Stated exercise> Find each line with "锌比铁活泼" and copy it.

# start of Data provided

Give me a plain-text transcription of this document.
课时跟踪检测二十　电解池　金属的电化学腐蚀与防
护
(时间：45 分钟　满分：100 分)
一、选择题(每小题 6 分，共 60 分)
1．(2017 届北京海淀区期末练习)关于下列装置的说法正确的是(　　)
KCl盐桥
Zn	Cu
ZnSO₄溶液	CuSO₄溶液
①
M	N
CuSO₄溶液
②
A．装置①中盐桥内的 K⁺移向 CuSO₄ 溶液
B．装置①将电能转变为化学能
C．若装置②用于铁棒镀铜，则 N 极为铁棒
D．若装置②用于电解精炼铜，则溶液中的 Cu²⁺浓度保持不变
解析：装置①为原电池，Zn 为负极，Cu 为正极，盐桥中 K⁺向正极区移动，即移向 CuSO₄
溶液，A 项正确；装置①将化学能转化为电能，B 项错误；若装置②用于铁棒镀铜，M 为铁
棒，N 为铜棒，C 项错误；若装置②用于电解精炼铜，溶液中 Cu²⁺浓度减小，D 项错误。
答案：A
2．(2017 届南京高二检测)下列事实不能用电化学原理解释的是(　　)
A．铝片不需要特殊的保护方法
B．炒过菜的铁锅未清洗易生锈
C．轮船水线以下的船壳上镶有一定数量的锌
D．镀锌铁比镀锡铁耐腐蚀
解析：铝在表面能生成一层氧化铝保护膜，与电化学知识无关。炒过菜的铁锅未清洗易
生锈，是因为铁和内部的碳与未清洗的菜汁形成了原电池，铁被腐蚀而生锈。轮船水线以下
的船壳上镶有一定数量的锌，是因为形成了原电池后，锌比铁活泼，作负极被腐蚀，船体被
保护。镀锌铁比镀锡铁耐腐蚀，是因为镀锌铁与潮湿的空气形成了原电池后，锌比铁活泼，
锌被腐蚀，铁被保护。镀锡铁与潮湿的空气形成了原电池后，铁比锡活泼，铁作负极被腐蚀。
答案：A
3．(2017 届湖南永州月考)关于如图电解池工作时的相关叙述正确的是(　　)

# end of Data provided

Result for this exercise>
的船壳上镶有一定数量的锌，是因为形成了原电池后，锌比铁活泼，作负极被腐蚀，船体被
保护。镀锌铁比镀锡铁耐腐蚀，是因为镀锌铁与潮湿的空气形成了原电池后，锌比铁活泼，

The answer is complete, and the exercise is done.